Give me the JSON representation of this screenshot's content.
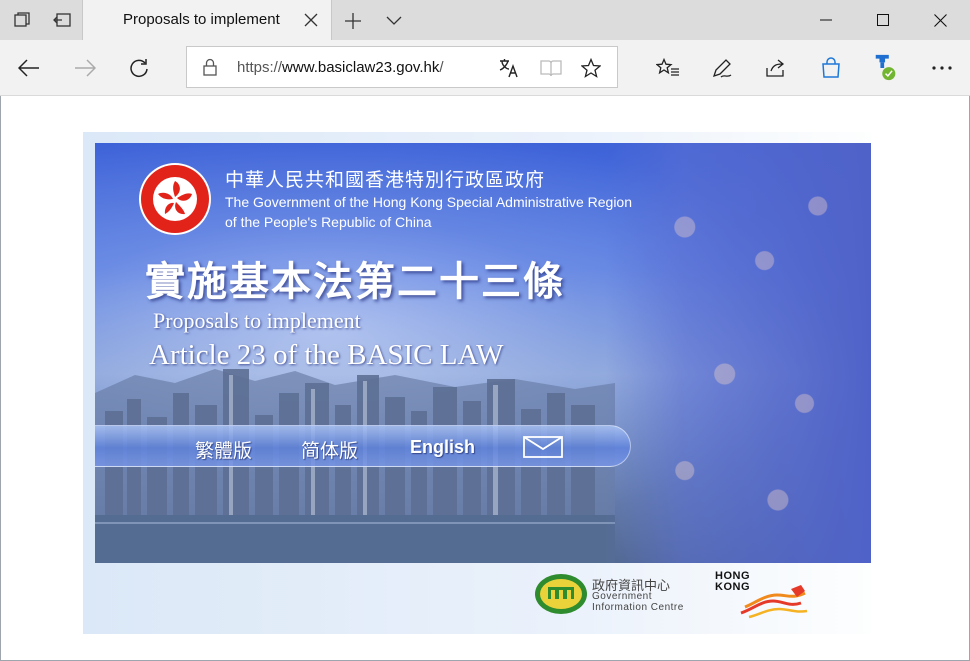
{
  "browser": {
    "tab_title": "Proposals to implement",
    "url_scheme": "https://",
    "url_host": "www.basiclaw23.gov.hk",
    "url_path": "/"
  },
  "page": {
    "gov_zh": "中華人民共和國香港特別行政區政府",
    "gov_en_line1": "The Government of the Hong Kong Special Administrative Region",
    "gov_en_line2": "of the People's Republic of China",
    "title_zh": "實施基本法第二十三條",
    "title_en_line1": "Proposals to implement",
    "title_en_line2": "Article 23 of the BASIC LAW",
    "lang_links": [
      "繁體版",
      "简体版",
      "English"
    ],
    "footer": {
      "gic_zh": "政府資訊中心",
      "gic_en_line1": "Government",
      "gic_en_line2": "Information Centre",
      "hk_line1": "HONG",
      "hk_line2": "KONG"
    }
  },
  "colors": {
    "banner_blue": "#3d62d8",
    "emblem_red": "#e2231a"
  }
}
⁂
Directions for this task: Go through the entries and return each line where the word "Proposals" appears.

Answer to this exercise:
    "tab_title": "Proposals to implement",
    "title_en_line1": "Proposals to implement",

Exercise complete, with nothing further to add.